### What you are asked to do
Where a line in the listing contains the string "Introduction", copy that line out.

### Excerpted records

****

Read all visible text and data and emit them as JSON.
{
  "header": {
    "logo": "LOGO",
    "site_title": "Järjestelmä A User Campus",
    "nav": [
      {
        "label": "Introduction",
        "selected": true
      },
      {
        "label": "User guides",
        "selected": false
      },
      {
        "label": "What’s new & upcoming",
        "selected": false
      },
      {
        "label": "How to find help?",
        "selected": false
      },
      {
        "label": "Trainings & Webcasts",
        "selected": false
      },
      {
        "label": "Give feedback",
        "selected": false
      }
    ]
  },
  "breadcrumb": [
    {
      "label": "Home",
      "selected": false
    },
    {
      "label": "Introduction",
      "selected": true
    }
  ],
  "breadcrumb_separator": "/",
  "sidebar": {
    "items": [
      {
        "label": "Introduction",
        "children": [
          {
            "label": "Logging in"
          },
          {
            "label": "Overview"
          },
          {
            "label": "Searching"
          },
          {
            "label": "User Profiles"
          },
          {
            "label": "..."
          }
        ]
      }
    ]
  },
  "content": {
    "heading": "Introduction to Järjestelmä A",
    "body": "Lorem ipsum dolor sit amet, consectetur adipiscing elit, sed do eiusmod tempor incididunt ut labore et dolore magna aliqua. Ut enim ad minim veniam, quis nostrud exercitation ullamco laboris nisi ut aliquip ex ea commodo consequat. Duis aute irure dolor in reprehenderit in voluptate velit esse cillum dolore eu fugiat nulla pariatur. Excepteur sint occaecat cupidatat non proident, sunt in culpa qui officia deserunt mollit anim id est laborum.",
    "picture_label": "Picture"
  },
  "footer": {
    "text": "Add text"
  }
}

****

### Output of the exercise
        "label": "Introduction",
      "label": "Introduction",
        "label": "Introduction",
    "heading": "Introduction to Järjestelmä A",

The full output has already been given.